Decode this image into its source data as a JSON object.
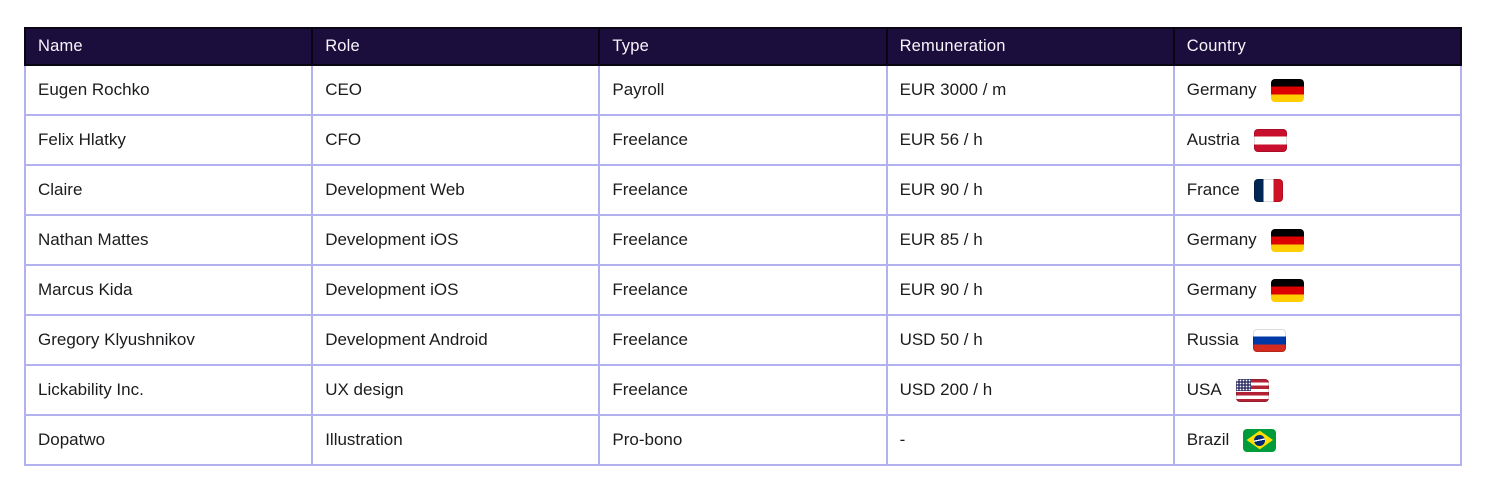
{
  "colors": {
    "header_bg": "#1b0e3c",
    "header_text": "#f7f5fb",
    "header_border": "#0a0512",
    "body_border": "#b4b1f1",
    "body_text": "#1c1c1e",
    "page_bg": "#ffffff"
  },
  "table": {
    "columns": [
      {
        "label": "Name"
      },
      {
        "label": "Role"
      },
      {
        "label": "Type"
      },
      {
        "label": "Remuneration"
      },
      {
        "label": "Country"
      }
    ],
    "rows": [
      {
        "name": "Eugen Rochko",
        "role": "CEO",
        "type": "Payroll",
        "remuneration": "EUR 3000 / m",
        "country": "Germany",
        "flag_code": "de",
        "flag_name": "germany"
      },
      {
        "name": "Felix Hlatky",
        "role": "CFO",
        "type": "Freelance",
        "remuneration": "EUR 56 / h",
        "country": "Austria",
        "flag_code": "at",
        "flag_name": "austria"
      },
      {
        "name": "Claire",
        "role": "Development Web",
        "type": "Freelance",
        "remuneration": "EUR 90 / h",
        "country": "France",
        "flag_code": "fr",
        "flag_name": "france"
      },
      {
        "name": "Nathan Mattes",
        "role": "Development iOS",
        "type": "Freelance",
        "remuneration": "EUR 85 / h",
        "country": "Germany",
        "flag_code": "de",
        "flag_name": "germany"
      },
      {
        "name": "Marcus Kida",
        "role": "Development iOS",
        "type": "Freelance",
        "remuneration": "EUR 90 / h",
        "country": "Germany",
        "flag_code": "de",
        "flag_name": "germany"
      },
      {
        "name": "Gregory Klyushnikov",
        "role": "Development Android",
        "type": "Freelance",
        "remuneration": "USD 50 / h",
        "country": "Russia",
        "flag_code": "ru",
        "flag_name": "russia"
      },
      {
        "name": "Lickability Inc.",
        "role": "UX design",
        "type": "Freelance",
        "remuneration": "USD 200 / h",
        "country": "USA",
        "flag_code": "us",
        "flag_name": "usa"
      },
      {
        "name": "Dopatwo",
        "role": "Illustration",
        "type": "Pro-bono",
        "remuneration": "-",
        "country": "Brazil",
        "flag_code": "br",
        "flag_name": "brazil"
      }
    ]
  }
}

============

Reproduce every entry word for word, but omit the pictures.

Decode this image into its source data as a JSON object.
{
  "colors": {
    "header_bg": "#1b0e3c",
    "header_text": "#f7f5fb",
    "header_border": "#0a0512",
    "body_border": "#b4b1f1",
    "body_text": "#1c1c1e",
    "page_bg": "#ffffff"
  },
  "table": {
    "columns": [
      {
        "label": "Name"
      },
      {
        "label": "Role"
      },
      {
        "label": "Type"
      },
      {
        "label": "Remuneration"
      },
      {
        "label": "Country"
      }
    ],
    "rows": [
      {
        "name": "Eugen Rochko",
        "role": "CEO",
        "type": "Payroll",
        "remuneration": "EUR 3000 / m",
        "country": "Germany",
        "flag_code": "de",
        "flag_name": "germany"
      },
      {
        "name": "Felix Hlatky",
        "role": "CFO",
        "type": "Freelance",
        "remuneration": "EUR 56 / h",
        "country": "Austria",
        "flag_code": "at",
        "flag_name": "austria"
      },
      {
        "name": "Claire",
        "role": "Development Web",
        "type": "Freelance",
        "remuneration": "EUR 90 / h",
        "country": "France",
        "flag_code": "fr",
        "flag_name": "france"
      },
      {
        "name": "Nathan Mattes",
        "role": "Development iOS",
        "type": "Freelance",
        "remuneration": "EUR 85 / h",
        "country": "Germany",
        "flag_code": "de",
        "flag_name": "germany"
      },
      {
        "name": "Marcus Kida",
        "role": "Development iOS",
        "type": "Freelance",
        "remuneration": "EUR 90 / h",
        "country": "Germany",
        "flag_code": "de",
        "flag_name": "germany"
      },
      {
        "name": "Gregory Klyushnikov",
        "role": "Development Android",
        "type": "Freelance",
        "remuneration": "USD 50 / h",
        "country": "Russia",
        "flag_code": "ru",
        "flag_name": "russia"
      },
      {
        "name": "Lickability Inc.",
        "role": "UX design",
        "type": "Freelance",
        "remuneration": "USD 200 / h",
        "country": "USA",
        "flag_code": "us",
        "flag_name": "usa"
      },
      {
        "name": "Dopatwo",
        "role": "Illustration",
        "type": "Pro-bono",
        "remuneration": "-",
        "country": "Brazil",
        "flag_code": "br",
        "flag_name": "brazil"
      }
    ]
  }
}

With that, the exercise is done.